- [DIRECTIONS FOR THIS TASK] Which lines of the records contain "Welcome"? Collect every one of them.
****
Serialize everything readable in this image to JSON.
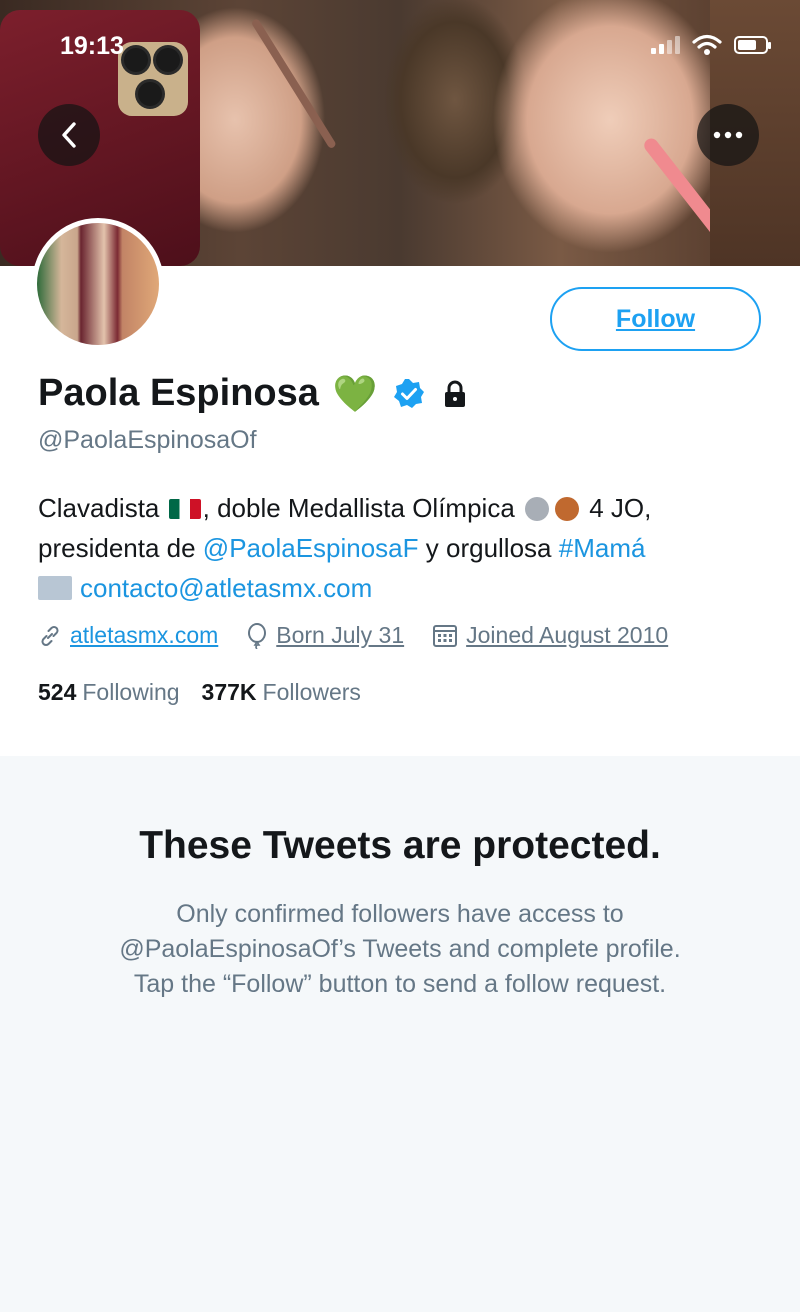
{
  "status_bar": {
    "time": "19:13"
  },
  "profile": {
    "follow_label": "Follow",
    "name": "Paola Espinosa",
    "name_emoji": "💚",
    "handle": "@PaolaEspinosaOf",
    "bio": {
      "part1": "Clavadista",
      "part2": ", doble Medallista Olímpica",
      "part3": "4 JO,",
      "part4": "presidenta de",
      "mention": "@PaolaEspinosaF",
      "part5": "y orgullosa",
      "hashtag": "#Mamá",
      "email": "contacto@atletasmx.com"
    },
    "website": "atletasmx.com",
    "birthday": "Born July 31",
    "joined": "Joined August 2010",
    "following_count": "524",
    "following_label": "Following",
    "followers_count": "377K",
    "followers_label": "Followers"
  },
  "protected": {
    "title": "These Tweets are protected.",
    "line1": "Only confirmed followers have access to",
    "line2": "@PaolaEspinosaOf’s Tweets and complete profile.",
    "line3": "Tap the “Follow” button to send a follow request."
  },
  "icons": [
    "back-arrow-icon",
    "more-icon",
    "verified-badge-icon",
    "lock-icon",
    "link-icon",
    "birthday-balloon-icon",
    "calendar-icon",
    "envelope-icon",
    "wifi-icon",
    "battery-icon",
    "signal-icon"
  ],
  "colors": {
    "accent": "#1da1f2",
    "link": "#1b95e0",
    "muted": "#657786",
    "text": "#14171a",
    "background": "#f5f8fa"
  }
}
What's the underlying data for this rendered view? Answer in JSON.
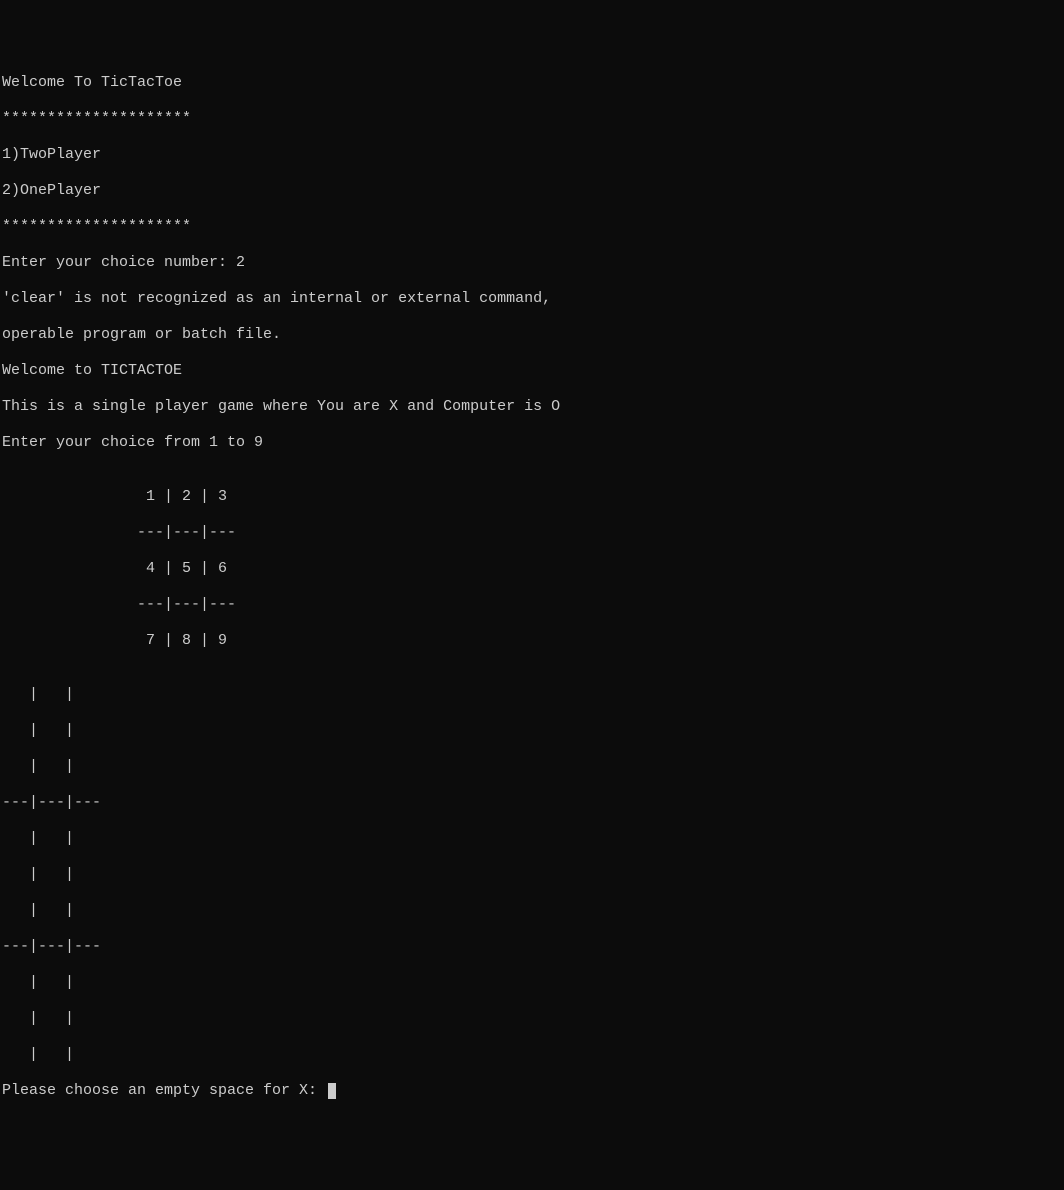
{
  "lines": {
    "welcome": "Welcome To TicTacToe",
    "stars1": "*********************",
    "option1": "1)TwoPlayer",
    "option2": "2)OnePlayer",
    "stars2": "*********************",
    "enterChoice": "Enter your choice number: 2",
    "clearError1": "'clear' is not recognized as an internal or external command,",
    "clearError2": "operable program or batch file.",
    "welcome2": "Welcome to TICTACTOE",
    "gameDesc": "This is a single player game where You are X and Computer is O",
    "chooseFrom": "Enter your choice from 1 to 9",
    "blank1": "",
    "gridRow1": "                1 | 2 | 3",
    "gridDiv1": "               ---|---|---",
    "gridRow2": "                4 | 5 | 6",
    "gridDiv2": "               ---|---|---",
    "gridRow3": "                7 | 8 | 9",
    "blank2": "",
    "board1": "   |   |  ",
    "board2": "   |   |  ",
    "board3": "   |   |  ",
    "boardDiv1": "---|---|---",
    "board4": "   |   |  ",
    "board5": "   |   |  ",
    "board6": "   |   |  ",
    "boardDiv2": "---|---|---",
    "board7": "   |   |  ",
    "board8": "   |   |  ",
    "board9": "   |   |  ",
    "prompt": "Please choose an empty space for X: "
  }
}
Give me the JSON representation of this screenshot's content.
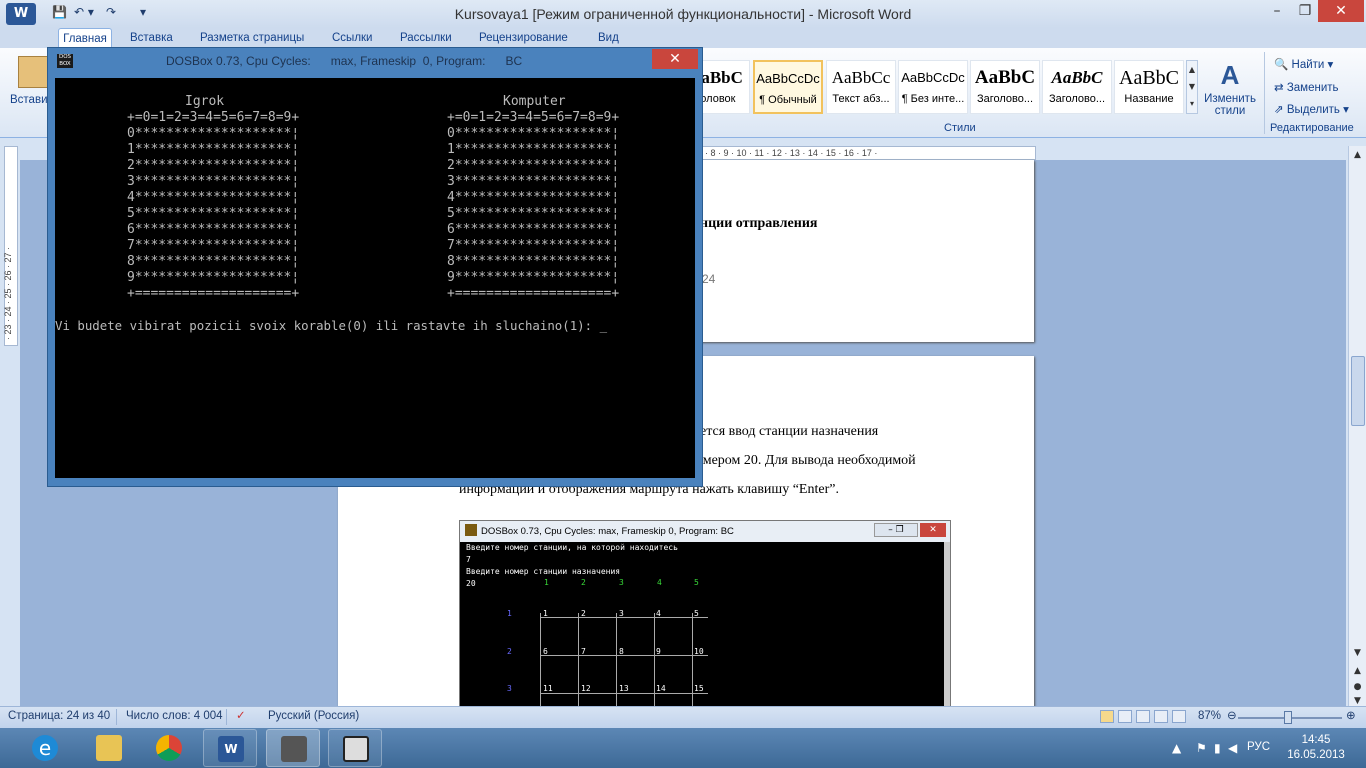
****
- [EXERCISE RESPONSE]
    "welcome": "Welcome To TicTacToe",
    "welcome2": "Welcome to TICTACTOE",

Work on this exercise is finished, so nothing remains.